■ **What the task asks**
Omitting the images, transcribe the records below exactly as they stand.

(Figure collection entries)
......

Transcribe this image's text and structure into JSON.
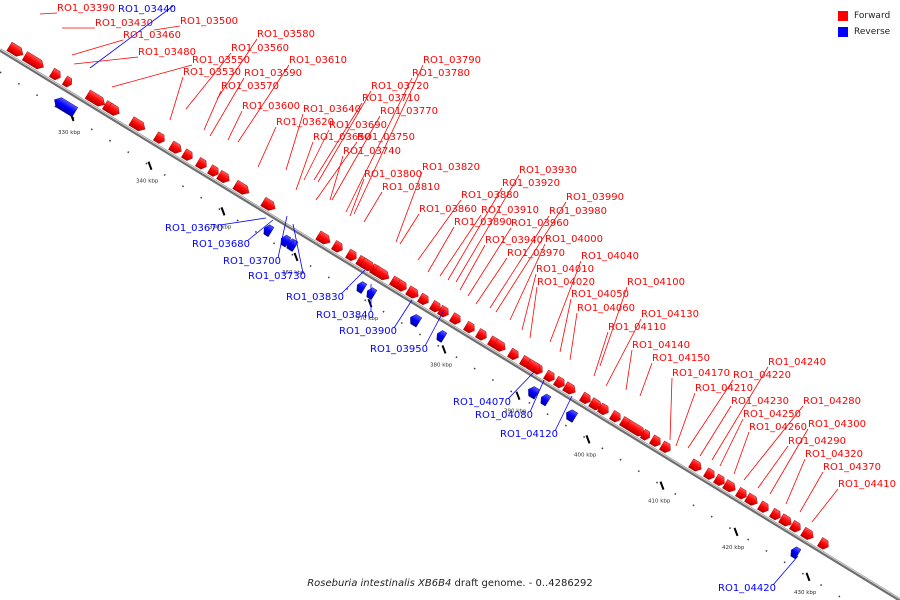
{
  "caption": {
    "organism": "Roseburia intestinalis XB6B4",
    "suffix": "draft genome. - 0..4286292"
  },
  "legend": [
    {
      "label": "Forward",
      "color": "#ff0000"
    },
    {
      "label": "Reverse",
      "color": "#0000ff"
    }
  ],
  "colors": {
    "forward": "#ff0000",
    "reverse": "#0000ff",
    "backbone": "#888888"
  },
  "scale": {
    "ticks": [
      {
        "kbp": 330,
        "label": "330 kbp"
      },
      {
        "kbp": 340,
        "label": "340 kbp"
      },
      {
        "kbp": 350,
        "label": "350 kbp"
      },
      {
        "kbp": 360,
        "label": "360 kbp"
      },
      {
        "kbp": 370,
        "label": "370 kbp"
      },
      {
        "kbp": 380,
        "label": "380 kbp"
      },
      {
        "kbp": 390,
        "label": "390 kbp"
      },
      {
        "kbp": 400,
        "label": "400 kbp"
      },
      {
        "kbp": 410,
        "label": "410 kbp"
      },
      {
        "kbp": 420,
        "label": "420 kbp"
      },
      {
        "kbp": 430,
        "label": "430 kbp"
      }
    ]
  },
  "genes": [
    {
      "id": "RO1_03390",
      "strand": "forward"
    },
    {
      "id": "RO1_03430",
      "strand": "forward"
    },
    {
      "id": "RO1_03440",
      "strand": "reverse"
    },
    {
      "id": "RO1_03460",
      "strand": "forward"
    },
    {
      "id": "RO1_03480",
      "strand": "forward"
    },
    {
      "id": "RO1_03500",
      "strand": "forward"
    },
    {
      "id": "RO1_03530",
      "strand": "forward"
    },
    {
      "id": "RO1_03550",
      "strand": "forward"
    },
    {
      "id": "RO1_03560",
      "strand": "forward"
    },
    {
      "id": "RO1_03570",
      "strand": "forward"
    },
    {
      "id": "RO1_03580",
      "strand": "forward"
    },
    {
      "id": "RO1_03590",
      "strand": "forward"
    },
    {
      "id": "RO1_03600",
      "strand": "forward"
    },
    {
      "id": "RO1_03610",
      "strand": "forward"
    },
    {
      "id": "RO1_03620",
      "strand": "forward"
    },
    {
      "id": "RO1_03640",
      "strand": "forward"
    },
    {
      "id": "RO1_03650",
      "strand": "forward"
    },
    {
      "id": "RO1_03670",
      "strand": "reverse"
    },
    {
      "id": "RO1_03680",
      "strand": "reverse"
    },
    {
      "id": "RO1_03690",
      "strand": "forward"
    },
    {
      "id": "RO1_03700",
      "strand": "reverse"
    },
    {
      "id": "RO1_03710",
      "strand": "forward"
    },
    {
      "id": "RO1_03720",
      "strand": "forward"
    },
    {
      "id": "RO1_03730",
      "strand": "reverse"
    },
    {
      "id": "RO1_03740",
      "strand": "forward"
    },
    {
      "id": "RO1_03750",
      "strand": "forward"
    },
    {
      "id": "RO1_03770",
      "strand": "forward"
    },
    {
      "id": "RO1_03780",
      "strand": "forward"
    },
    {
      "id": "RO1_03790",
      "strand": "forward"
    },
    {
      "id": "RO1_03800",
      "strand": "forward"
    },
    {
      "id": "RO1_03810",
      "strand": "forward"
    },
    {
      "id": "RO1_03820",
      "strand": "forward"
    },
    {
      "id": "RO1_03830",
      "strand": "reverse"
    },
    {
      "id": "RO1_03840",
      "strand": "reverse"
    },
    {
      "id": "RO1_03860",
      "strand": "forward"
    },
    {
      "id": "RO1_03880",
      "strand": "forward"
    },
    {
      "id": "RO1_03890",
      "strand": "forward"
    },
    {
      "id": "RO1_03900",
      "strand": "reverse"
    },
    {
      "id": "RO1_03910",
      "strand": "forward"
    },
    {
      "id": "RO1_03920",
      "strand": "forward"
    },
    {
      "id": "RO1_03930",
      "strand": "forward"
    },
    {
      "id": "RO1_03940",
      "strand": "forward"
    },
    {
      "id": "RO1_03950",
      "strand": "reverse"
    },
    {
      "id": "RO1_03960",
      "strand": "forward"
    },
    {
      "id": "RO1_03970",
      "strand": "forward"
    },
    {
      "id": "RO1_03980",
      "strand": "forward"
    },
    {
      "id": "RO1_03990",
      "strand": "forward"
    },
    {
      "id": "RO1_04000",
      "strand": "forward"
    },
    {
      "id": "RO1_04010",
      "strand": "forward"
    },
    {
      "id": "RO1_04020",
      "strand": "forward"
    },
    {
      "id": "RO1_04040",
      "strand": "forward"
    },
    {
      "id": "RO1_04050",
      "strand": "forward"
    },
    {
      "id": "RO1_04060",
      "strand": "forward"
    },
    {
      "id": "RO1_04070",
      "strand": "reverse"
    },
    {
      "id": "RO1_04080",
      "strand": "reverse"
    },
    {
      "id": "RO1_04100",
      "strand": "forward"
    },
    {
      "id": "RO1_04110",
      "strand": "forward"
    },
    {
      "id": "RO1_04120",
      "strand": "reverse"
    },
    {
      "id": "RO1_04130",
      "strand": "forward"
    },
    {
      "id": "RO1_04140",
      "strand": "forward"
    },
    {
      "id": "RO1_04150",
      "strand": "forward"
    },
    {
      "id": "RO1_04170",
      "strand": "forward"
    },
    {
      "id": "RO1_04210",
      "strand": "forward"
    },
    {
      "id": "RO1_04220",
      "strand": "forward"
    },
    {
      "id": "RO1_04230",
      "strand": "forward"
    },
    {
      "id": "RO1_04240",
      "strand": "forward"
    },
    {
      "id": "RO1_04250",
      "strand": "forward"
    },
    {
      "id": "RO1_04260",
      "strand": "forward"
    },
    {
      "id": "RO1_04280",
      "strand": "forward"
    },
    {
      "id": "RO1_04290",
      "strand": "forward"
    },
    {
      "id": "RO1_04300",
      "strand": "forward"
    },
    {
      "id": "RO1_04320",
      "strand": "forward"
    },
    {
      "id": "RO1_04370",
      "strand": "forward"
    },
    {
      "id": "RO1_04410",
      "strand": "forward"
    },
    {
      "id": "RO1_04420",
      "strand": "reverse"
    }
  ]
}
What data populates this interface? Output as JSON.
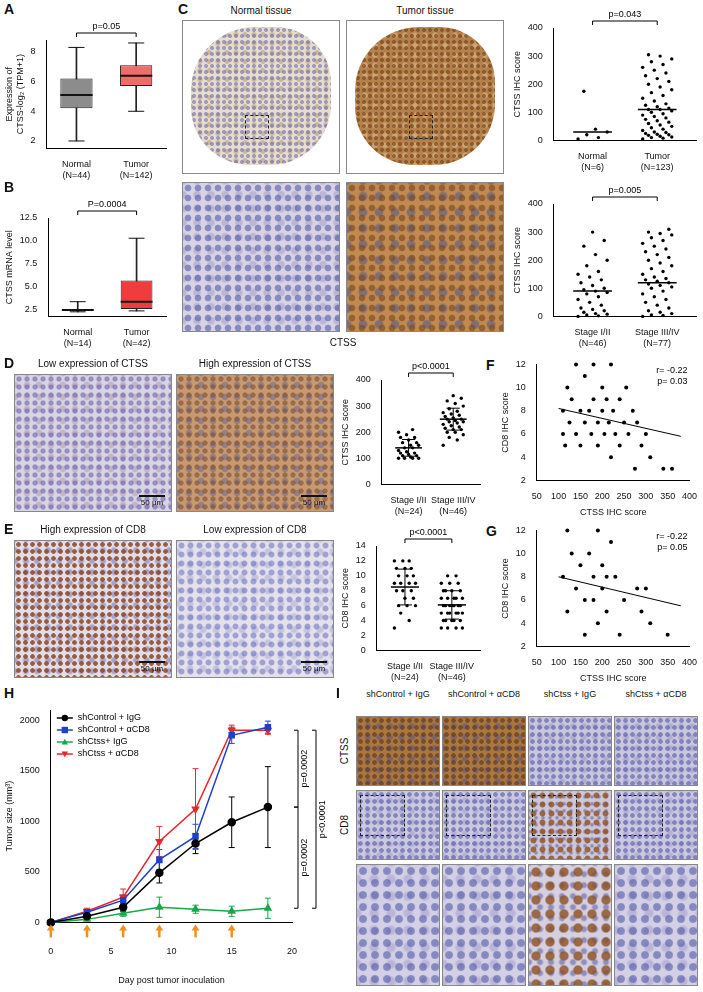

......

■ **Solution**
Transcribe this image's text and structure into JSON.
{
  "caption": {
    "organism": "Roseburia intestinalis XB6B4",
    "suffix": "draft genome. - 0..4286292"
  },
  "legend": [
    {
      "label": "Forward",
      "color": "#ff0000"
    },
    {
      "label": "Reverse",
      "color": "#0000ff"
    }
  ],
  "colors": {
    "forward": "#ff0000",
    "reverse": "#0000ff",
    "backbone": "#888888"
  },
  "scale": {
    "ticks": [
      {
        "kbp": 330,
        "label": "330 kbp"
      },
      {
        "kbp": 340,
        "label": "340 kbp"
      },
      {
        "kbp": 350,
        "label": "350 kbp"
      },
      {
        "kbp": 360,
        "label": "360 kbp"
      },
      {
        "kbp": 370,
        "label": "370 kbp"
      },
      {
        "kbp": 380,
        "label": "380 kbp"
      },
      {
        "kbp": 390,
        "label": "390 kbp"
      },
      {
        "kbp": 400,
        "label": "400 kbp"
      },
      {
        "kbp": 410,
        "label": "410 kbp"
      },
      {
        "kbp": 420,
        "label": "420 kbp"
      },
      {
        "kbp": 430,
        "label": "430 kbp"
      }
    ]
  },
  "genes": [
    {
      "id": "RO1_03390",
      "strand": "forward"
    },
    {
      "id": "RO1_03430",
      "strand": "forward"
    },
    {
      "id": "RO1_03440",
      "strand": "reverse"
    },
    {
      "id": "RO1_03460",
      "strand": "forward"
    },
    {
      "id": "RO1_03480",
      "strand": "forward"
    },
    {
      "id": "RO1_03500",
      "strand": "forward"
    },
    {
      "id": "RO1_03530",
      "strand": "forward"
    },
    {
      "id": "RO1_03550",
      "strand": "forward"
    },
    {
      "id": "RO1_03560",
      "strand": "forward"
    },
    {
      "id": "RO1_03570",
      "strand": "forward"
    },
    {
      "id": "RO1_03580",
      "strand": "forward"
    },
    {
      "id": "RO1_03590",
      "strand": "forward"
    },
    {
      "id": "RO1_03600",
      "strand": "forward"
    },
    {
      "id": "RO1_03610",
      "strand": "forward"
    },
    {
      "id": "RO1_03620",
      "strand": "forward"
    },
    {
      "id": "RO1_03640",
      "strand": "forward"
    },
    {
      "id": "RO1_03650",
      "strand": "forward"
    },
    {
      "id": "RO1_03670",
      "strand": "reverse"
    },
    {
      "id": "RO1_03680",
      "strand": "reverse"
    },
    {
      "id": "RO1_03690",
      "strand": "forward"
    },
    {
      "id": "RO1_03700",
      "strand": "reverse"
    },
    {
      "id": "RO1_03710",
      "strand": "forward"
    },
    {
      "id": "RO1_03720",
      "strand": "forward"
    },
    {
      "id": "RO1_03730",
      "strand": "reverse"
    },
    {
      "id": "RO1_03740",
      "strand": "forward"
    },
    {
      "id": "RO1_03750",
      "strand": "forward"
    },
    {
      "id": "RO1_03770",
      "strand": "forward"
    },
    {
      "id": "RO1_03780",
      "strand": "forward"
    },
    {
      "id": "RO1_03790",
      "strand": "forward"
    },
    {
      "id": "RO1_03800",
      "strand": "forward"
    },
    {
      "id": "RO1_03810",
      "strand": "forward"
    },
    {
      "id": "RO1_03820",
      "strand": "forward"
    },
    {
      "id": "RO1_03830",
      "strand": "reverse"
    },
    {
      "id": "RO1_03840",
      "strand": "reverse"
    },
    {
      "id": "RO1_03860",
      "strand": "forward"
    },
    {
      "id": "RO1_03880",
      "strand": "forward"
    },
    {
      "id": "RO1_03890",
      "strand": "forward"
    },
    {
      "id": "RO1_03900",
      "strand": "reverse"
    },
    {
      "id": "RO1_03910",
      "strand": "forward"
    },
    {
      "id": "RO1_03920",
      "strand": "forward"
    },
    {
      "id": "RO1_03930",
      "strand": "forward"
    },
    {
      "id": "RO1_03940",
      "strand": "forward"
    },
    {
      "id": "RO1_03950",
      "strand": "reverse"
    },
    {
      "id": "RO1_03960",
      "strand": "forward"
    },
    {
      "id": "RO1_03970",
      "strand": "forward"
    },
    {
      "id": "RO1_03980",
      "strand": "forward"
    },
    {
      "id": "RO1_03990",
      "strand": "forward"
    },
    {
      "id": "RO1_04000",
      "strand": "forward"
    },
    {
      "id": "RO1_04010",
      "strand": "forward"
    },
    {
      "id": "RO1_04020",
      "strand": "forward"
    },
    {
      "id": "RO1_04040",
      "strand": "forward"
    },
    {
      "id": "RO1_04050",
      "strand": "forward"
    },
    {
      "id": "RO1_04060",
      "strand": "forward"
    },
    {
      "id": "RO1_04070",
      "strand": "reverse"
    },
    {
      "id": "RO1_04080",
      "strand": "reverse"
    },
    {
      "id": "RO1_04100",
      "strand": "forward"
    },
    {
      "id": "RO1_04110",
      "strand": "forward"
    },
    {
      "id": "RO1_04120",
      "strand": "reverse"
    },
    {
      "id": "RO1_04130",
      "strand": "forward"
    },
    {
      "id": "RO1_04140",
      "strand": "forward"
    },
    {
      "id": "RO1_04150",
      "strand": "forward"
    },
    {
      "id": "RO1_04170",
      "strand": "forward"
    },
    {
      "id": "RO1_04210",
      "strand": "forward"
    },
    {
      "id": "RO1_04220",
      "strand": "forward"
    },
    {
      "id": "RO1_04230",
      "strand": "forward"
    },
    {
      "id": "RO1_04240",
      "strand": "forward"
    },
    {
      "id": "RO1_04250",
      "strand": "forward"
    },
    {
      "id": "RO1_04260",
      "strand": "forward"
    },
    {
      "id": "RO1_04280",
      "strand": "forward"
    },
    {
      "id": "RO1_04290",
      "strand": "forward"
    },
    {
      "id": "RO1_04300",
      "strand": "forward"
    },
    {
      "id": "RO1_04320",
      "strand": "forward"
    },
    {
      "id": "RO1_04370",
      "strand": "forward"
    },
    {
      "id": "RO1_04410",
      "strand": "forward"
    },
    {
      "id": "RO1_04420",
      "strand": "reverse"
    }
  ]
}
What data populates this interface? Output as JSON.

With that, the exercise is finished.